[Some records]
○ ○ ○
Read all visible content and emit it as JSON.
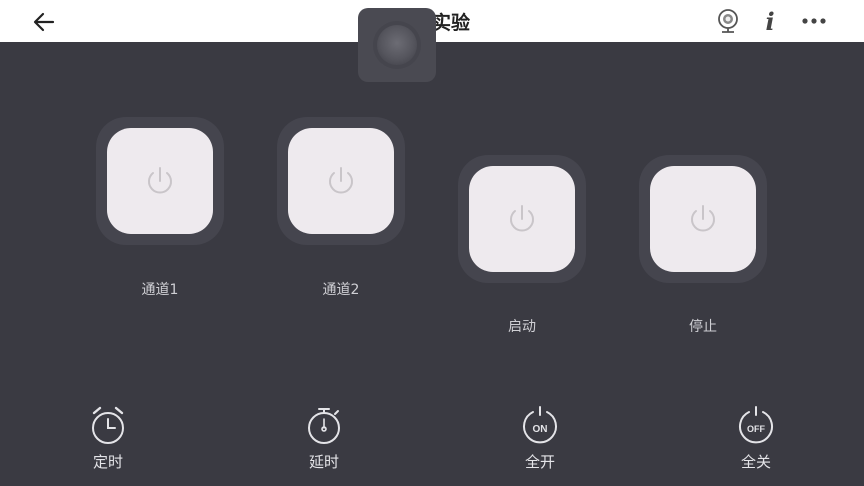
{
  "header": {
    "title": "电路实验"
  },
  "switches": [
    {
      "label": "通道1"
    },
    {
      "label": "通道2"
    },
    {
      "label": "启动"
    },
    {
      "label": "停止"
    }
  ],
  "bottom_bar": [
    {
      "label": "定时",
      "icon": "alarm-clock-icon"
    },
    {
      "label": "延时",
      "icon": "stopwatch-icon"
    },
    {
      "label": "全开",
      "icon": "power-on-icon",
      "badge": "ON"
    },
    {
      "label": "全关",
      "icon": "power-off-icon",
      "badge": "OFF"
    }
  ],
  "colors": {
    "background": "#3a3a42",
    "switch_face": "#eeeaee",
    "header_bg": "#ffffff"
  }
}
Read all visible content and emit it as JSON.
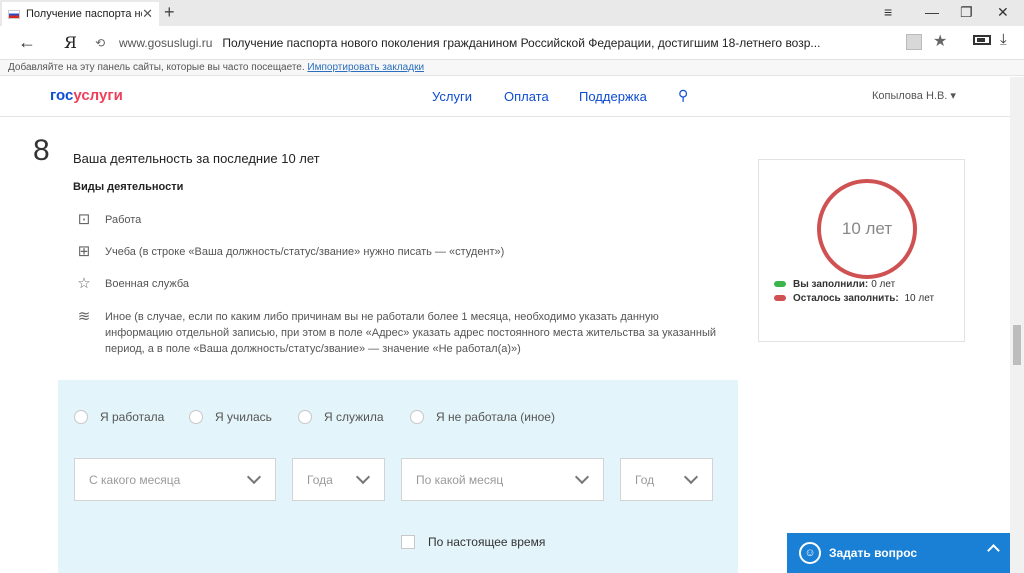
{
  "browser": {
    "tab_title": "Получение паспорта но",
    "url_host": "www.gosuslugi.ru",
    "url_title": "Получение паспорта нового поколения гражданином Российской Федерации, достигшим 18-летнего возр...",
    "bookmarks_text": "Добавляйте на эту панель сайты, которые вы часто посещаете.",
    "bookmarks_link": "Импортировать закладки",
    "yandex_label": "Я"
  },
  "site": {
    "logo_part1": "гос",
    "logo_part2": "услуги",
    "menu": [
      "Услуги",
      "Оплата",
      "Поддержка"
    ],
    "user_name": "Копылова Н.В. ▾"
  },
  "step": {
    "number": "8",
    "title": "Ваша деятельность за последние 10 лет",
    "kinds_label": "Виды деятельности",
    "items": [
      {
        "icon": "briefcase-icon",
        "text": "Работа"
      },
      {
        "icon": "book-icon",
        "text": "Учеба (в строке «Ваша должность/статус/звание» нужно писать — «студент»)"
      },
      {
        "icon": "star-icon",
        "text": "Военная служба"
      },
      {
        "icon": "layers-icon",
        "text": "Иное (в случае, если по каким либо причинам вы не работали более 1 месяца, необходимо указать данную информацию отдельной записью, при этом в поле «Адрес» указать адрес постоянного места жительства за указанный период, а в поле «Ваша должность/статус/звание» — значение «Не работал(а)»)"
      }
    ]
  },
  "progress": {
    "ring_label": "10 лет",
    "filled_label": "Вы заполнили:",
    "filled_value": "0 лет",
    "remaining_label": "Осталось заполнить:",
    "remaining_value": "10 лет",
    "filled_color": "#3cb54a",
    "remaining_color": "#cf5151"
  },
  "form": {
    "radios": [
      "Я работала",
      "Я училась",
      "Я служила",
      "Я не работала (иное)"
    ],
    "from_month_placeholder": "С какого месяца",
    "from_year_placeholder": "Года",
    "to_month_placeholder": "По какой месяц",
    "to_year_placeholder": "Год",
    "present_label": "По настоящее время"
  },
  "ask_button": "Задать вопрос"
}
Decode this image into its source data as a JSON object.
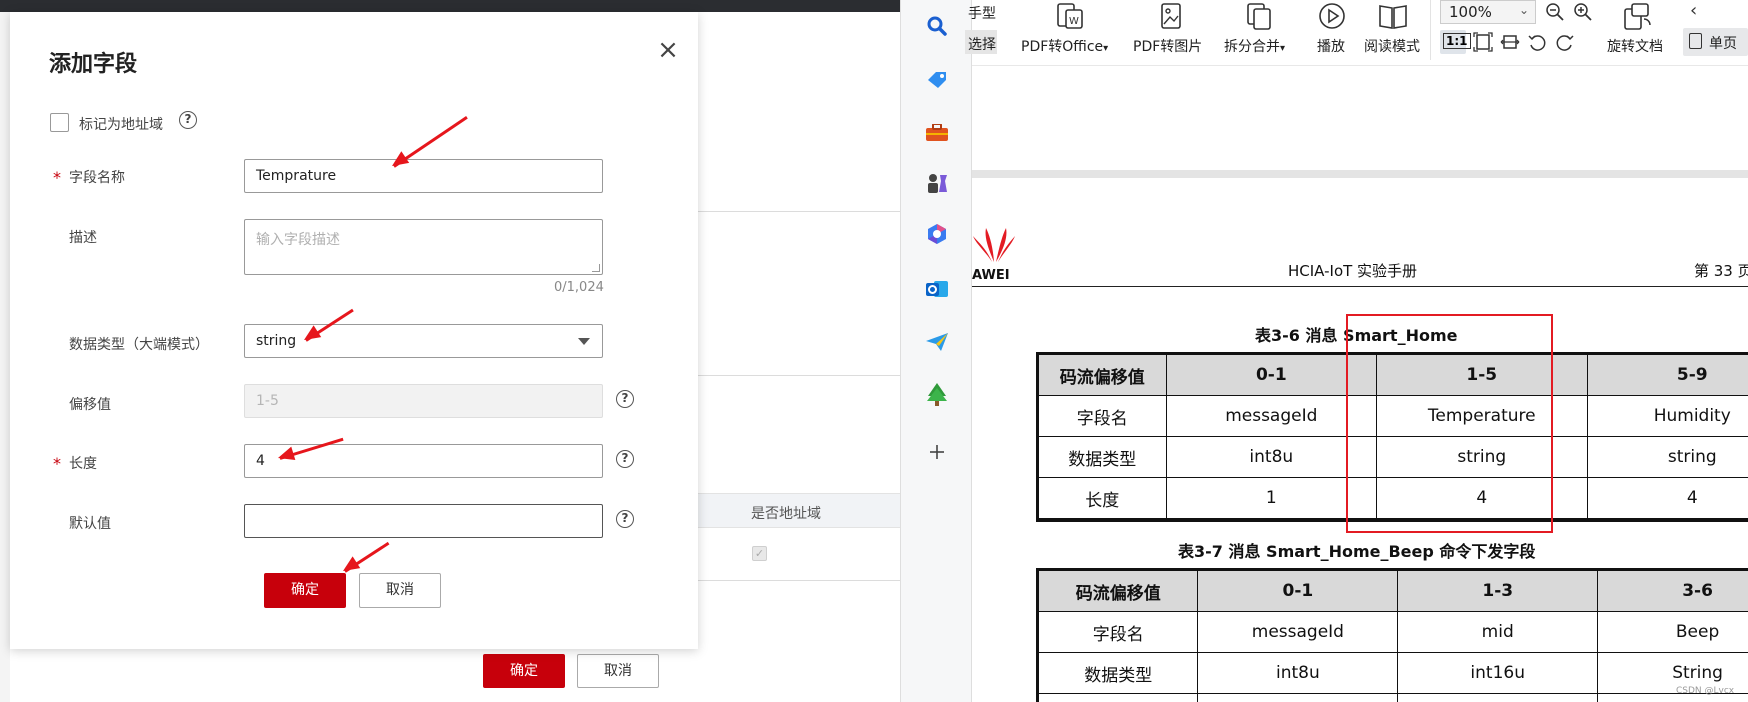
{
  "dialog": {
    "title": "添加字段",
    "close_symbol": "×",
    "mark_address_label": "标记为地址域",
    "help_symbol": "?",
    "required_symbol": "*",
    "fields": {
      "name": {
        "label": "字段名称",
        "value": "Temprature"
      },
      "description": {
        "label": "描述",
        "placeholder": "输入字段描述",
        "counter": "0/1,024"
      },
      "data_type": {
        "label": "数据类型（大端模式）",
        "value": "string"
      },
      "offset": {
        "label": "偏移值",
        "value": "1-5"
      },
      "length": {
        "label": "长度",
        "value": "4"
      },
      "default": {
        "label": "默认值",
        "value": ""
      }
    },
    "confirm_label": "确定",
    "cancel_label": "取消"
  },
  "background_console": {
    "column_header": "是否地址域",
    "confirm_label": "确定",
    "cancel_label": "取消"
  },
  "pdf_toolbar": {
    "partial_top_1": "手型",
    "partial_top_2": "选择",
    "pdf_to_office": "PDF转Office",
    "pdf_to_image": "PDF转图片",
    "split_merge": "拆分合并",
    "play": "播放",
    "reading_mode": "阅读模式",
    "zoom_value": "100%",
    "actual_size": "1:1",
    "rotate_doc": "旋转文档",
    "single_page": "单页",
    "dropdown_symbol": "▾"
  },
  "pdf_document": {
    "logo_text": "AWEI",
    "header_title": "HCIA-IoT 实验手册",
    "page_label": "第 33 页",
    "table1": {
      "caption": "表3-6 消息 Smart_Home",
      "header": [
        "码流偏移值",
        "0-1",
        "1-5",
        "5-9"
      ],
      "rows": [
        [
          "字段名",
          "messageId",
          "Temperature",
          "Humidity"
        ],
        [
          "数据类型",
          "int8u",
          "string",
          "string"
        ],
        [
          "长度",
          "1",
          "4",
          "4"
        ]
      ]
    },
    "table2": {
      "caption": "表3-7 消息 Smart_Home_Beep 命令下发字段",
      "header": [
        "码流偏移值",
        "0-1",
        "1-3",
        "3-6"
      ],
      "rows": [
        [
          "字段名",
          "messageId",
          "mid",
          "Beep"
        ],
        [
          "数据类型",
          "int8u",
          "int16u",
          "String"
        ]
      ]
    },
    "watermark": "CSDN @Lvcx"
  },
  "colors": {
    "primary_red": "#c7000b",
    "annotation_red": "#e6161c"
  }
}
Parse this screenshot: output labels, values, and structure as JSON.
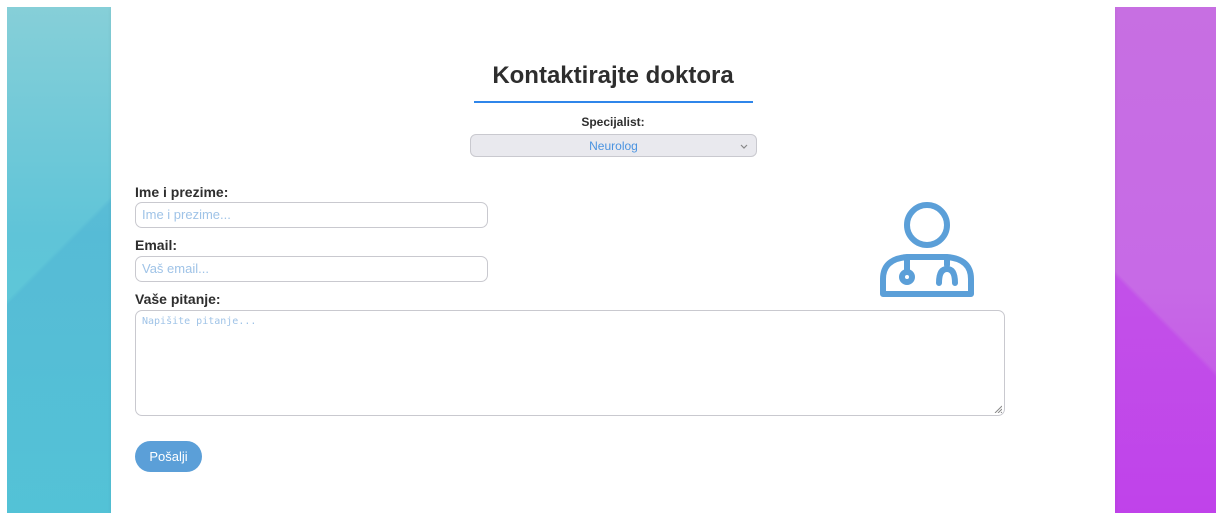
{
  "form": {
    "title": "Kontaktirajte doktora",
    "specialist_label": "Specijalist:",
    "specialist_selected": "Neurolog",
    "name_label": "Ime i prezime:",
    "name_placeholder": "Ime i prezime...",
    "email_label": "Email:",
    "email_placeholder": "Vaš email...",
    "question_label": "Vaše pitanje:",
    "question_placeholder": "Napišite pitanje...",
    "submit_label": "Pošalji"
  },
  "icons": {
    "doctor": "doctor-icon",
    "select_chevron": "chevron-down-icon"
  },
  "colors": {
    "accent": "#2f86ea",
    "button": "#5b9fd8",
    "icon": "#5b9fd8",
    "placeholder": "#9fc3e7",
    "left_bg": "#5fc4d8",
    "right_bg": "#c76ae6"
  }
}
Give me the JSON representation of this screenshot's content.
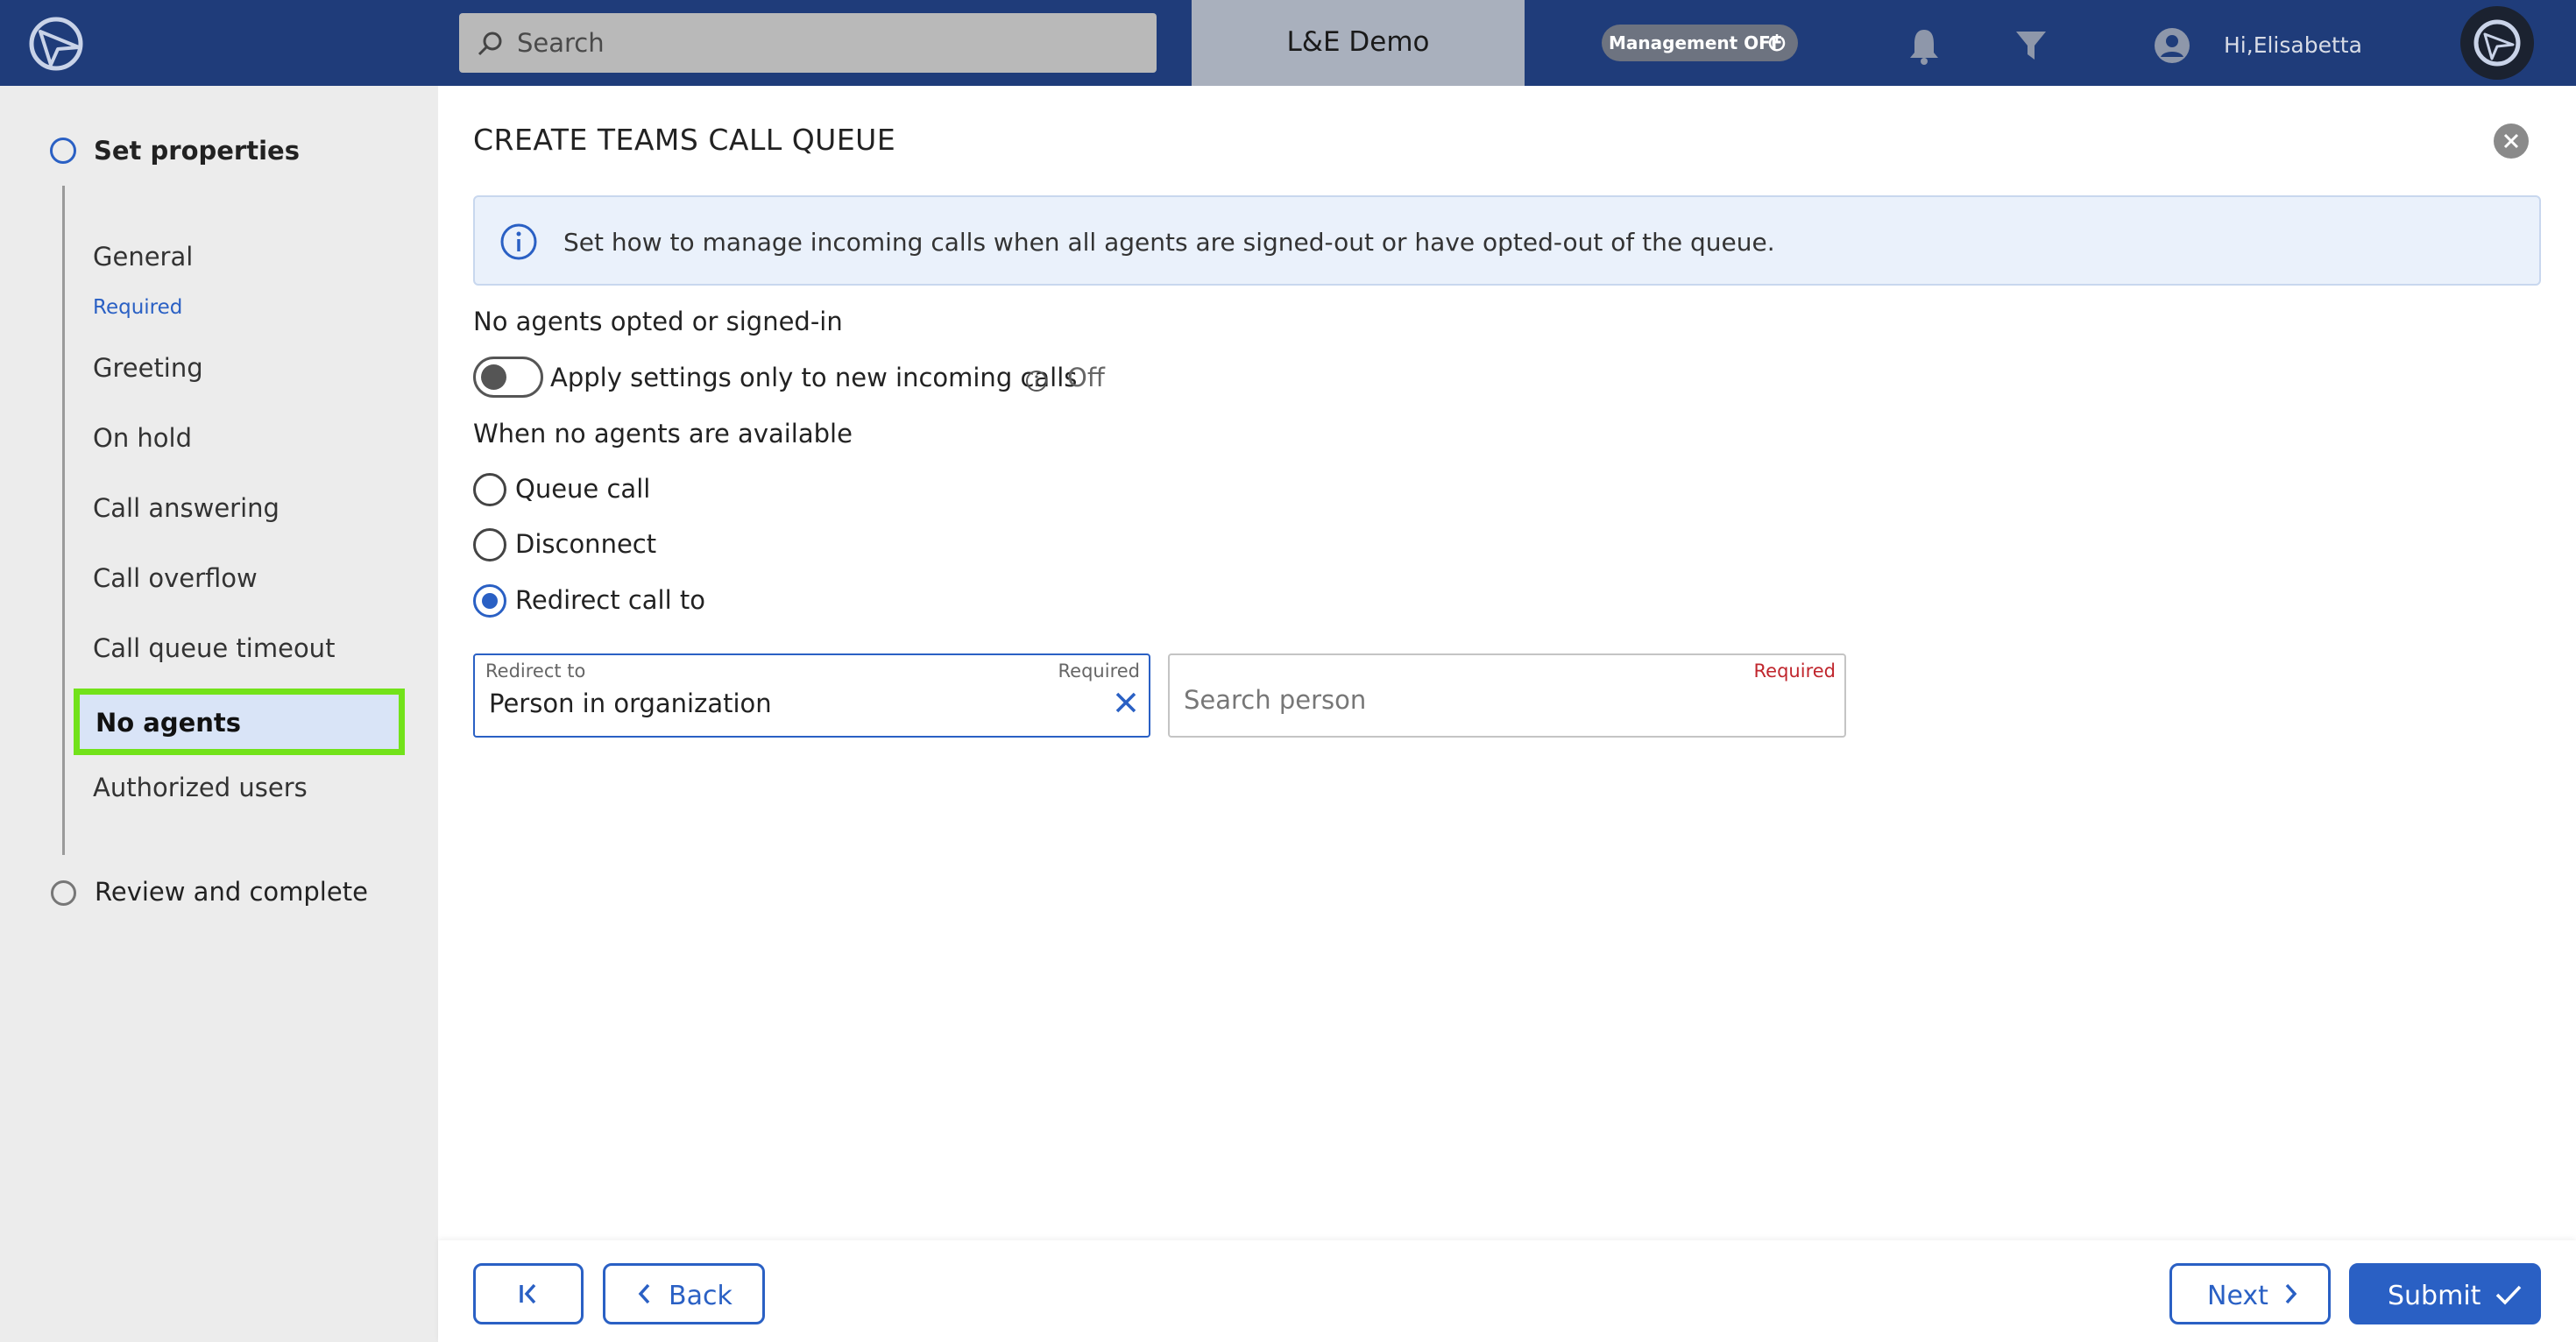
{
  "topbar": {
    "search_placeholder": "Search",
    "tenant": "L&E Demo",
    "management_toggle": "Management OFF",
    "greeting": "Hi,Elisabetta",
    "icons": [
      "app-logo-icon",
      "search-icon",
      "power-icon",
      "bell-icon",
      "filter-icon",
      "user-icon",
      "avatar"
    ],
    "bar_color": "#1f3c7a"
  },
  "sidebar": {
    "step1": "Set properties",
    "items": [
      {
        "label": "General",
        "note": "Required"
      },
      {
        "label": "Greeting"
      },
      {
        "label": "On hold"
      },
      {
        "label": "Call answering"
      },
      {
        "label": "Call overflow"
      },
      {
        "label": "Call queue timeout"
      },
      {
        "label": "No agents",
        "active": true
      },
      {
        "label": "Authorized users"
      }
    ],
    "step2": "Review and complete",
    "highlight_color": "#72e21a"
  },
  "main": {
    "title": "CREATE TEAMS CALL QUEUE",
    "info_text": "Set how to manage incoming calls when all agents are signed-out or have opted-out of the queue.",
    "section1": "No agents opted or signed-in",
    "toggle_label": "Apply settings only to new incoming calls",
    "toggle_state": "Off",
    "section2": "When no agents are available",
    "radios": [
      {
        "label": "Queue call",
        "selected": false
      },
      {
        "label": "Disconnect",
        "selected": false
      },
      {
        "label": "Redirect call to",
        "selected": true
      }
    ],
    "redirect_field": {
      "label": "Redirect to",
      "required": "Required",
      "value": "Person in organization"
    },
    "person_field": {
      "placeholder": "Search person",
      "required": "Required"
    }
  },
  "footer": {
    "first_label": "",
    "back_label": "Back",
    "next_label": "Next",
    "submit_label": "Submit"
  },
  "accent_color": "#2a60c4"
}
○ ○ ○
WRITTEN REQUEST
Identify the lines above with the word "должность". Copy them.

EXERCISE RESULT
        "text": "Учеба (в строке «Ваша должность/статус/звание» нужно писать — «студент»)"
        "text": "Иное (в случае, если по каким либо причинам вы не работали более 1 месяца, необходимо указать данную информацию отдельной записью, при этом в поле «Адрес» указать адрес постоянного места жительства за указанный период, а в поле «Ваша должность/статус/звание» — значение «Не работал(а)»)"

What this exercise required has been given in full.